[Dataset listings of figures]
****************************************

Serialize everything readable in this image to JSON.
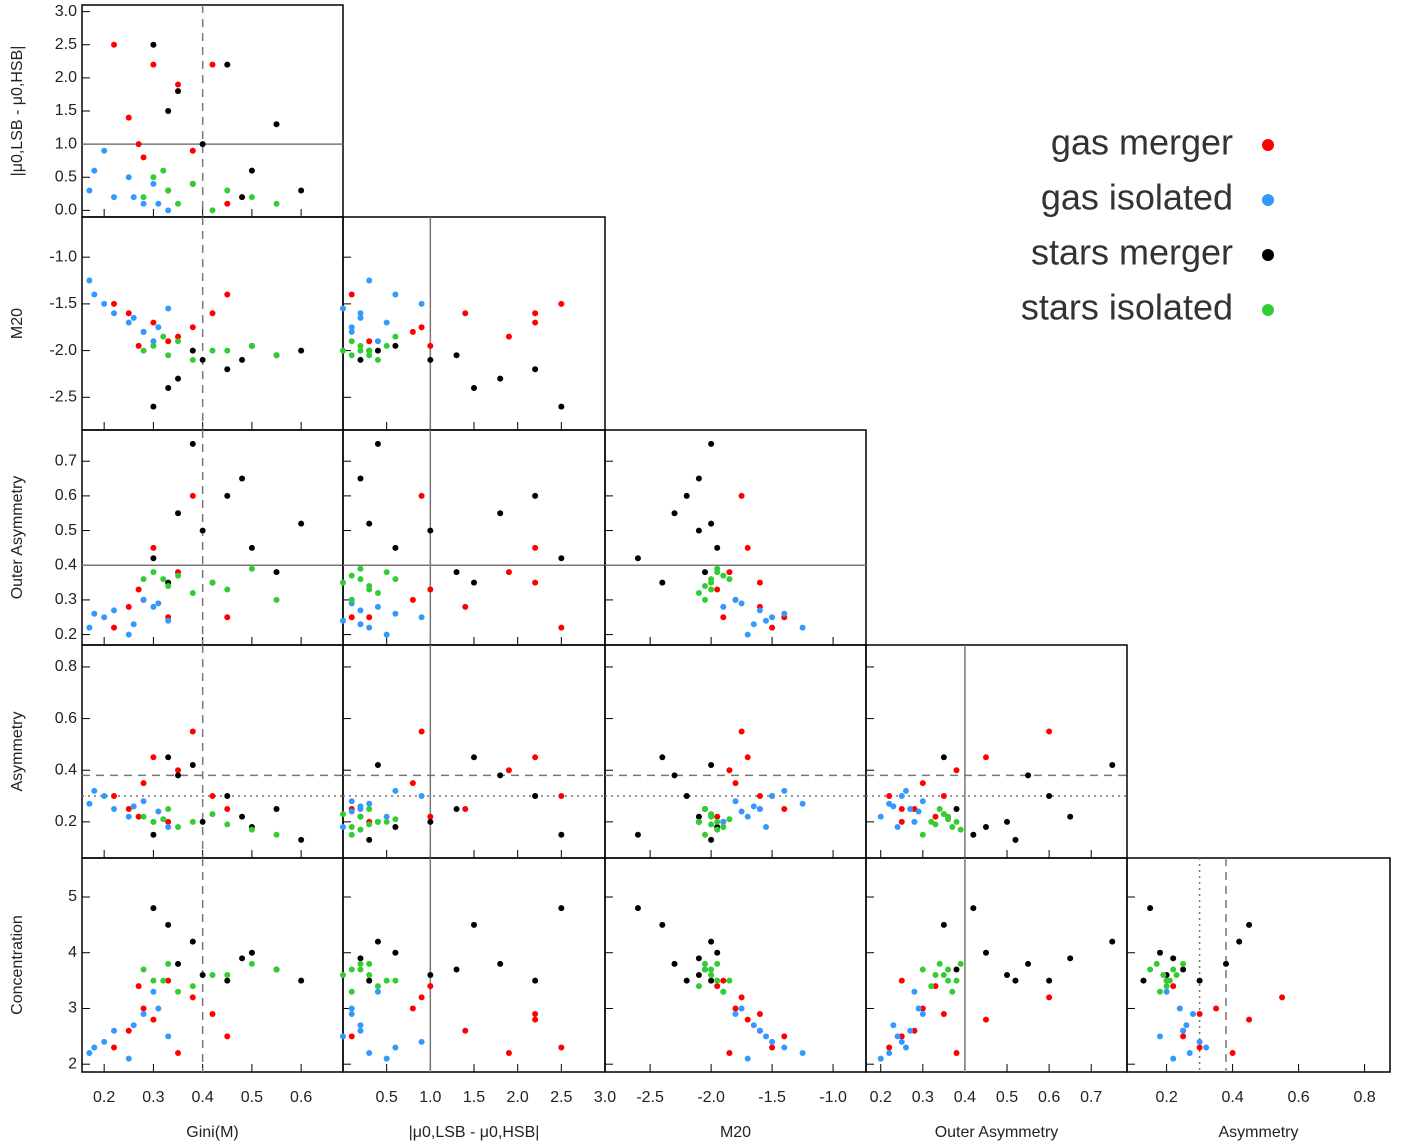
{
  "chart_data": {
    "type": "scatter_matrix",
    "variables": [
      {
        "label": "Gini(M)",
        "xlim": [
          0.155,
          0.685
        ],
        "xticks": [
          0.2,
          0.3,
          0.4,
          0.5,
          0.6
        ],
        "ref": [
          {
            "value": 0.4,
            "style": "dashed"
          }
        ]
      },
      {
        "label": "|μ0,LSB - μ0,HSB|",
        "xlim": [
          0,
          3.0
        ],
        "ylim": [
          -0.1,
          3.1
        ],
        "xticks": [
          0.5,
          {
            "value": 1,
            "label": "1.0"
          },
          1.5,
          {
            "value": 2,
            "label": "2.0"
          },
          2.5,
          {
            "value": 3,
            "label": "3.0"
          }
        ],
        "yticks": [
          {
            "value": 0,
            "label": "0.0"
          },
          0.5,
          {
            "value": 1,
            "label": "1.0"
          },
          1.5,
          {
            "value": 2,
            "label": "2.0"
          },
          2.5,
          {
            "value": 3,
            "label": "3.0"
          }
        ],
        "ref": [
          {
            "value": 1,
            "style": "solid"
          }
        ]
      },
      {
        "label": "M20",
        "xlim": [
          -2.87,
          -0.73
        ],
        "ylim": [
          -2.85,
          -0.57
        ],
        "xticks": [
          -2.5,
          {
            "value": -2,
            "label": "-2.0"
          },
          -1.5,
          {
            "value": -1,
            "label": "-1.0"
          }
        ],
        "yticks": [
          -2.5,
          {
            "value": -2,
            "label": "-2.0"
          },
          -1.5,
          {
            "value": -1,
            "label": "-1.0"
          }
        ],
        "ref": []
      },
      {
        "label": "Outer Asymmetry",
        "xlim": [
          0.165,
          0.785
        ],
        "ylim": [
          0.17,
          0.79
        ],
        "xticks": [
          0.2,
          0.3,
          0.4,
          0.5,
          0.6,
          0.7
        ],
        "yticks": [
          0.2,
          0.3,
          0.4,
          0.5,
          0.6,
          0.7
        ],
        "ref": [
          {
            "value": 0.4,
            "style": "solid"
          }
        ]
      },
      {
        "label": "Asymmetry",
        "xlim": [
          0.08,
          0.877
        ],
        "ylim": [
          0.06,
          0.885
        ],
        "xticks": [
          0.2,
          0.4,
          0.6,
          0.8
        ],
        "yticks": [
          0.2,
          0.4,
          0.6,
          0.8
        ],
        "ref": [
          {
            "value": 0.38,
            "style": "dashed"
          },
          {
            "value": 0.3,
            "style": "dotted"
          }
        ]
      },
      {
        "label": "Concentration",
        "ylim": [
          1.86,
          5.7
        ],
        "yticks": [
          2,
          3,
          4,
          5
        ],
        "ref": []
      }
    ],
    "series": [
      {
        "name": "gas merger",
        "color": "#ff0000",
        "values": [
          [
            0.22,
            0.25,
            0.28,
            0.3,
            0.33,
            0.35,
            0.38,
            0.42,
            0.45,
            0.27
          ],
          [
            2.5,
            1.4,
            0.8,
            2.2,
            0.3,
            1.9,
            0.9,
            2.2,
            0.1,
            1.0
          ],
          [
            -1.5,
            -1.6,
            -1.8,
            -1.7,
            -1.9,
            -1.85,
            -1.75,
            -1.6,
            -1.4,
            -1.95
          ],
          [
            0.22,
            0.28,
            0.3,
            0.45,
            0.25,
            0.38,
            0.6,
            0.35,
            0.25,
            0.33
          ],
          [
            0.3,
            0.25,
            0.35,
            0.45,
            0.2,
            0.4,
            0.55,
            0.3,
            0.25,
            0.22
          ],
          [
            2.3,
            2.6,
            3.0,
            2.8,
            3.5,
            2.2,
            3.2,
            2.9,
            2.5,
            3.4
          ]
        ]
      },
      {
        "name": "gas isolated",
        "color": "#3399ff",
        "values": [
          [
            0.17,
            0.2,
            0.22,
            0.25,
            0.28,
            0.3,
            0.33,
            0.18,
            0.26,
            0.31
          ],
          [
            0.3,
            0.9,
            0.2,
            0.5,
            0.1,
            0.4,
            0.0,
            0.6,
            0.2,
            0.1
          ],
          [
            -1.25,
            -1.5,
            -1.6,
            -1.7,
            -1.8,
            -1.9,
            -1.55,
            -1.4,
            -1.65,
            -1.75
          ],
          [
            0.22,
            0.25,
            0.27,
            0.2,
            0.3,
            0.28,
            0.24,
            0.26,
            0.23,
            0.29
          ],
          [
            0.27,
            0.3,
            0.25,
            0.22,
            0.28,
            0.2,
            0.18,
            0.32,
            0.26,
            0.24
          ],
          [
            2.2,
            2.4,
            2.6,
            2.1,
            2.9,
            3.3,
            2.5,
            2.3,
            2.7,
            3.0
          ]
        ]
      },
      {
        "name": "stars merger",
        "color": "#000000",
        "values": [
          [
            0.3,
            0.35,
            0.38,
            0.4,
            0.45,
            0.5,
            0.55,
            0.6,
            0.33,
            0.48
          ],
          [
            2.5,
            1.8,
            0.4,
            1.0,
            2.2,
            0.6,
            1.3,
            0.3,
            1.5,
            0.2
          ],
          [
            -2.6,
            -2.3,
            -2.0,
            -2.1,
            -2.2,
            -1.95,
            -2.05,
            -2.0,
            -2.4,
            -2.1
          ],
          [
            0.42,
            0.55,
            0.75,
            0.5,
            0.6,
            0.45,
            0.38,
            0.52,
            0.35,
            0.65
          ],
          [
            0.15,
            0.38,
            0.42,
            0.2,
            0.3,
            0.18,
            0.25,
            0.13,
            0.45,
            0.22
          ],
          [
            4.8,
            3.8,
            4.2,
            3.6,
            3.5,
            4.0,
            3.7,
            3.5,
            4.5,
            3.9
          ]
        ]
      },
      {
        "name": "stars isolated",
        "color": "#33cc33",
        "values": [
          [
            0.28,
            0.3,
            0.33,
            0.35,
            0.38,
            0.42,
            0.5,
            0.55,
            0.32,
            0.45
          ],
          [
            0.2,
            0.5,
            0.3,
            0.1,
            0.4,
            0.0,
            0.2,
            0.1,
            0.6,
            0.3
          ],
          [
            -2.0,
            -1.95,
            -2.05,
            -1.9,
            -2.1,
            -2.0,
            -1.95,
            -2.05,
            -1.85,
            -2.0
          ],
          [
            0.36,
            0.38,
            0.34,
            0.37,
            0.32,
            0.35,
            0.39,
            0.3,
            0.36,
            0.33
          ],
          [
            0.22,
            0.2,
            0.25,
            0.18,
            0.2,
            0.23,
            0.17,
            0.15,
            0.21,
            0.19
          ],
          [
            3.7,
            3.5,
            3.8,
            3.3,
            3.4,
            3.6,
            3.8,
            3.7,
            3.5,
            3.6
          ]
        ]
      }
    ]
  }
}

****************************************

Go through the data above and transcribe it in full, omitting any image.

Serialize everything readable in this image to JSON.
{
  "chart_data": {
    "type": "scatter_matrix",
    "variables": [
      {
        "label": "Gini(M)",
        "xlim": [
          0.155,
          0.685
        ],
        "xticks": [
          0.2,
          0.3,
          0.4,
          0.5,
          0.6
        ],
        "ref": [
          {
            "value": 0.4,
            "style": "dashed"
          }
        ]
      },
      {
        "label": "|μ0,LSB - μ0,HSB|",
        "xlim": [
          0,
          3.0
        ],
        "ylim": [
          -0.1,
          3.1
        ],
        "xticks": [
          0.5,
          {
            "value": 1,
            "label": "1.0"
          },
          1.5,
          {
            "value": 2,
            "label": "2.0"
          },
          2.5,
          {
            "value": 3,
            "label": "3.0"
          }
        ],
        "yticks": [
          {
            "value": 0,
            "label": "0.0"
          },
          0.5,
          {
            "value": 1,
            "label": "1.0"
          },
          1.5,
          {
            "value": 2,
            "label": "2.0"
          },
          2.5,
          {
            "value": 3,
            "label": "3.0"
          }
        ],
        "ref": [
          {
            "value": 1,
            "style": "solid"
          }
        ]
      },
      {
        "label": "M20",
        "xlim": [
          -2.87,
          -0.73
        ],
        "ylim": [
          -2.85,
          -0.57
        ],
        "xticks": [
          -2.5,
          {
            "value": -2,
            "label": "-2.0"
          },
          -1.5,
          {
            "value": -1,
            "label": "-1.0"
          }
        ],
        "yticks": [
          -2.5,
          {
            "value": -2,
            "label": "-2.0"
          },
          -1.5,
          {
            "value": -1,
            "label": "-1.0"
          }
        ],
        "ref": []
      },
      {
        "label": "Outer Asymmetry",
        "xlim": [
          0.165,
          0.785
        ],
        "ylim": [
          0.17,
          0.79
        ],
        "xticks": [
          0.2,
          0.3,
          0.4,
          0.5,
          0.6,
          0.7
        ],
        "yticks": [
          0.2,
          0.3,
          0.4,
          0.5,
          0.6,
          0.7
        ],
        "ref": [
          {
            "value": 0.4,
            "style": "solid"
          }
        ]
      },
      {
        "label": "Asymmetry",
        "xlim": [
          0.08,
          0.877
        ],
        "ylim": [
          0.06,
          0.885
        ],
        "xticks": [
          0.2,
          0.4,
          0.6,
          0.8
        ],
        "yticks": [
          0.2,
          0.4,
          0.6,
          0.8
        ],
        "ref": [
          {
            "value": 0.38,
            "style": "dashed"
          },
          {
            "value": 0.3,
            "style": "dotted"
          }
        ]
      },
      {
        "label": "Concentration",
        "ylim": [
          1.86,
          5.7
        ],
        "yticks": [
          2,
          3,
          4,
          5
        ],
        "ref": []
      }
    ],
    "series": [
      {
        "name": "gas merger",
        "color": "#ff0000",
        "values": [
          [
            0.22,
            0.25,
            0.28,
            0.3,
            0.33,
            0.35,
            0.38,
            0.42,
            0.45,
            0.27
          ],
          [
            2.5,
            1.4,
            0.8,
            2.2,
            0.3,
            1.9,
            0.9,
            2.2,
            0.1,
            1.0
          ],
          [
            -1.5,
            -1.6,
            -1.8,
            -1.7,
            -1.9,
            -1.85,
            -1.75,
            -1.6,
            -1.4,
            -1.95
          ],
          [
            0.22,
            0.28,
            0.3,
            0.45,
            0.25,
            0.38,
            0.6,
            0.35,
            0.25,
            0.33
          ],
          [
            0.3,
            0.25,
            0.35,
            0.45,
            0.2,
            0.4,
            0.55,
            0.3,
            0.25,
            0.22
          ],
          [
            2.3,
            2.6,
            3.0,
            2.8,
            3.5,
            2.2,
            3.2,
            2.9,
            2.5,
            3.4
          ]
        ]
      },
      {
        "name": "gas isolated",
        "color": "#3399ff",
        "values": [
          [
            0.17,
            0.2,
            0.22,
            0.25,
            0.28,
            0.3,
            0.33,
            0.18,
            0.26,
            0.31
          ],
          [
            0.3,
            0.9,
            0.2,
            0.5,
            0.1,
            0.4,
            0.0,
            0.6,
            0.2,
            0.1
          ],
          [
            -1.25,
            -1.5,
            -1.6,
            -1.7,
            -1.8,
            -1.9,
            -1.55,
            -1.4,
            -1.65,
            -1.75
          ],
          [
            0.22,
            0.25,
            0.27,
            0.2,
            0.3,
            0.28,
            0.24,
            0.26,
            0.23,
            0.29
          ],
          [
            0.27,
            0.3,
            0.25,
            0.22,
            0.28,
            0.2,
            0.18,
            0.32,
            0.26,
            0.24
          ],
          [
            2.2,
            2.4,
            2.6,
            2.1,
            2.9,
            3.3,
            2.5,
            2.3,
            2.7,
            3.0
          ]
        ]
      },
      {
        "name": "stars merger",
        "color": "#000000",
        "values": [
          [
            0.3,
            0.35,
            0.38,
            0.4,
            0.45,
            0.5,
            0.55,
            0.6,
            0.33,
            0.48
          ],
          [
            2.5,
            1.8,
            0.4,
            1.0,
            2.2,
            0.6,
            1.3,
            0.3,
            1.5,
            0.2
          ],
          [
            -2.6,
            -2.3,
            -2.0,
            -2.1,
            -2.2,
            -1.95,
            -2.05,
            -2.0,
            -2.4,
            -2.1
          ],
          [
            0.42,
            0.55,
            0.75,
            0.5,
            0.6,
            0.45,
            0.38,
            0.52,
            0.35,
            0.65
          ],
          [
            0.15,
            0.38,
            0.42,
            0.2,
            0.3,
            0.18,
            0.25,
            0.13,
            0.45,
            0.22
          ],
          [
            4.8,
            3.8,
            4.2,
            3.6,
            3.5,
            4.0,
            3.7,
            3.5,
            4.5,
            3.9
          ]
        ]
      },
      {
        "name": "stars isolated",
        "color": "#33cc33",
        "values": [
          [
            0.28,
            0.3,
            0.33,
            0.35,
            0.38,
            0.42,
            0.5,
            0.55,
            0.32,
            0.45
          ],
          [
            0.2,
            0.5,
            0.3,
            0.1,
            0.4,
            0.0,
            0.2,
            0.1,
            0.6,
            0.3
          ],
          [
            -2.0,
            -1.95,
            -2.05,
            -1.9,
            -2.1,
            -2.0,
            -1.95,
            -2.05,
            -1.85,
            -2.0
          ],
          [
            0.36,
            0.38,
            0.34,
            0.37,
            0.32,
            0.35,
            0.39,
            0.3,
            0.36,
            0.33
          ],
          [
            0.22,
            0.2,
            0.25,
            0.18,
            0.2,
            0.23,
            0.17,
            0.15,
            0.21,
            0.19
          ],
          [
            3.7,
            3.5,
            3.8,
            3.3,
            3.4,
            3.6,
            3.8,
            3.7,
            3.5,
            3.6
          ]
        ]
      }
    ]
  }
}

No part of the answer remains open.